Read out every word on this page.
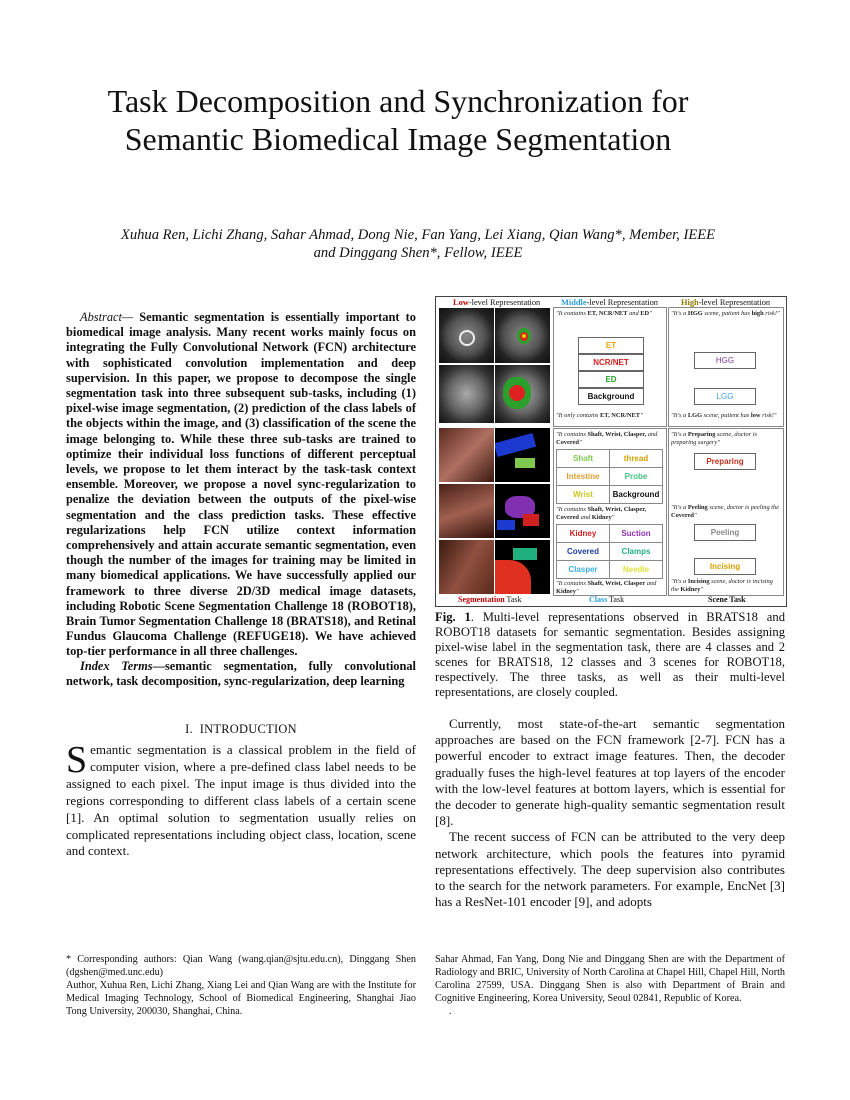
Task Decomposition and Synchronization for
Semantic Biomedical Image Segmentation
Xuhua Ren, Lichi Zhang, Sahar Ahmad, Dong Nie, Fan Yang, Lei Xiang, Qian Wang*, Member, IEEE
and Dinggang Shen*, Fellow, IEEE
Abstract— Semantic segmentation is essentially important to biomedical image analysis. Many recent works mainly focus on integrating the Fully Convolutional Network (FCN) architecture with sophisticated convolution implementation and deep supervision. In this paper, we propose to decompose the single segmentation task into three subsequent sub-tasks, including (1) pixel-wise image segmentation, (2) prediction of the class labels of the objects within the image, and (3) classification of the scene the image belonging to. While these three sub-tasks are trained to optimize their individual loss functions of different perceptual levels, we propose to let them interact by the task-task context ensemble. Moreover, we propose a novel sync-regularization to penalize the deviation between the outputs of the pixel-wise segmentation and the class prediction tasks. These effective regularizations help FCN utilize context information comprehensively and attain accurate semantic segmentation, even though the number of the images for training may be limited in many biomedical applications. We have successfully applied our framework to three diverse 2D/3D medical image datasets, including Robotic Scene Segmentation Challenge 18 (ROBOT18), Brain Tumor Segmentation Challenge 18 (BRATS18), and Retinal Fundus Glaucoma Challenge (REFUGE18). We have achieved top-tier performance in all three challenges.
Index Terms—semantic segmentation, fully convolutional network, task decomposition, sync-regularization, deep learning
I. INTRODUCTION
Semantic segmentation is a classical problem in the field of computer vision, where a pre-defined class label needs to be assigned to each pixel. The input image is thus divided into the regions corresponding to different class labels of a certain scene [1]. An optimal solution to segmentation usually relies on complicated representations including object class, location, scene and context.
* Corresponding authors: Qian Wang (wang.qian@sjtu.edu.cn), Dinggang Shen (dgshen@med.unc.edu)
Author, Xuhua Ren, Lichi Zhang, Xiang Lei and Qian Wang are with the Institute for Medical Imaging Technology, School of Biomedical Engineering, Shanghai Jiao Tong University, 200030, Shanghai, China.
Low-level Representation Middle-level Representation	High-level Representation
"It contains ET, NCR/NET and ED"
ET
NCR/NET
ED
Background
"It only contains ET, NCR/NET"
"It's a HGG scene, patient has high risk!"
HGG
LGG
"It's a LGG scene, patient has low risk!"
"It contains Shaft, Wrist, Clasper, and Covered"
Shaft	thread
Intestine	Probe
Wrist	Background
"It contains Shaft, Wrist, Clasper, Covered and Kidney"
Kidney	Suction
Covered	Clamps
Clasper	Needle
"It contains Shaft, Wrist, Clasper and Kidney"
"It's a Preparing scene, doctor is preparing surgery"
Preparing
"It's a Peeling scene, doctor is peeling the Covered"
Peeling
Incising
"It's a Incising scene, doctor is incising the Kidney"
Segmentation Task	Class Task	Scene Task
Fig. 1. Multi-level representations observed in BRATS18 and ROBOT18 datasets for semantic segmentation. Besides assigning pixel-wise label in the segmentation task, there are 4 classes and 2 scenes for BRATS18, 12 classes and 3 scenes for ROBOT18, respectively. The three tasks, as well as their multi-level representations, are closely coupled.
Currently, most state-of-the-art semantic segmentation approaches are based on the FCN framework [2-7]. FCN has a powerful encoder to extract image features. Then, the decoder gradually fuses the high-level features at top layers of the encoder with the low-level features at bottom layers, which is essential for the decoder to generate high-quality semantic segmentation result [8].
The recent success of FCN can be attributed to the very deep network architecture, which pools the features into pyramid representations effectively. The deep supervision also contributes to the search for the network parameters. For example, EncNet [3] has a ResNet-101 encoder [9], and adopts
Sahar Ahmad, Fan Yang, Dong Nie and Dinggang Shen are with the Department of Radiology and BRIC, University of North Carolina at Chapel Hill, Chapel Hill, North Carolina 27599, USA. Dinggang Shen is also with Department of Brain and Cognitive Engineering, Korea University, Seoul 02841, Republic of Korea.
.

==================================================

### WORK REQUIRED
Please write the material out again exactly as shown above, minus any pictures.

### SOLUTION TO THE PROBLEM
Read out every word on this page.
Task Decomposition and Synchronization for
Semantic Biomedical Image Segmentation
Xuhua Ren, Lichi Zhang, Sahar Ahmad, Dong Nie, Fan Yang, Lei Xiang, Qian Wang*, Member, IEEE
and Dinggang Shen*, Fellow, IEEE
Abstract— Semantic segmentation is essentially important to biomedical image analysis. Many recent works mainly focus on integrating the Fully Convolutional Network (FCN) architecture with sophisticated convolution implementation and deep supervision. In this paper, we propose to decompose the single segmentation task into three subsequent sub-tasks, including (1) pixel-wise image segmentation, (2) prediction of the class labels of the objects within the image, and (3) classification of the scene the image belonging to. While these three sub-tasks are trained to optimize their individual loss functions of different perceptual levels, we propose to let them interact by the task-task context ensemble. Moreover, we propose a novel sync-regularization to penalize the deviation between the outputs of the pixel-wise segmentation and the class prediction tasks. These effective regularizations help FCN utilize context information comprehensively and attain accurate semantic segmentation, even though the number of the images for training may be limited in many biomedical applications. We have successfully applied our framework to three diverse 2D/3D medical image datasets, including Robotic Scene Segmentation Challenge 18 (ROBOT18), Brain Tumor Segmentation Challenge 18 (BRATS18), and Retinal Fundus Glaucoma Challenge (REFUGE18). We have achieved top-tier performance in all three challenges.
Index Terms—semantic segmentation, fully convolutional network, task decomposition, sync-regularization, deep learning
I. INTRODUCTION
Semantic segmentation is a classical problem in the field of computer vision, where a pre-defined class label needs to be assigned to each pixel. The input image is thus divided into the regions corresponding to different class labels of a certain scene [1]. An optimal solution to segmentation usually relies on complicated representations including object class, location, scene and context.
* Corresponding authors: Qian Wang (wang.qian@sjtu.edu.cn), Dinggang Shen (dgshen@med.unc.edu)
Author, Xuhua Ren, Lichi Zhang, Xiang Lei and Qian Wang are with the Institute for Medical Imaging Technology, School of Biomedical Engineering, Shanghai Jiao Tong University, 200030, Shanghai, China.
Low-level Representation Middle-level Representation	High-level Representation
"It contains ET, NCR/NET and ED"
ET
NCR/NET
ED
Background
"It only contains ET, NCR/NET"
"It's a HGG scene, patient has high risk!"
HGG
LGG
"It's a LGG scene, patient has low risk!"
"It contains Shaft, Wrist, Clasper, and Covered"
Shaft	thread
Intestine	Probe
Wrist	Background
"It contains Shaft, Wrist, Clasper, Covered and Kidney"
Kidney	Suction
Covered	Clamps
Clasper	Needle
"It contains Shaft, Wrist, Clasper and Kidney"
"It's a Preparing scene, doctor is preparing surgery"
Preparing
"It's a Peeling scene, doctor is peeling the Covered"
Peeling
Incising
"It's a Incising scene, doctor is incising the Kidney"
Segmentation Task	Class Task	Scene Task
Fig. 1. Multi-level representations observed in BRATS18 and ROBOT18 datasets for semantic segmentation. Besides assigning pixel-wise label in the segmentation task, there are 4 classes and 2 scenes for BRATS18, 12 classes and 3 scenes for ROBOT18, respectively. The three tasks, as well as their multi-level representations, are closely coupled.
Currently, most state-of-the-art semantic segmentation approaches are based on the FCN framework [2-7]. FCN has a powerful encoder to extract image features. Then, the decoder gradually fuses the high-level features at top layers of the encoder with the low-level features at bottom layers, which is essential for the decoder to generate high-quality semantic segmentation result [8].
The recent success of FCN can be attributed to the very deep network architecture, which pools the features into pyramid representations effectively. The deep supervision also contributes to the search for the network parameters. For example, EncNet [3] has a ResNet-101 encoder [9], and adopts
Sahar Ahmad, Fan Yang, Dong Nie and Dinggang Shen are with the Department of Radiology and BRIC, University of North Carolina at Chapel Hill, Chapel Hill, North Carolina 27599, USA. Dinggang Shen is also with Department of Brain and Cognitive Engineering, Korea University, Seoul 02841, Republic of Korea.
.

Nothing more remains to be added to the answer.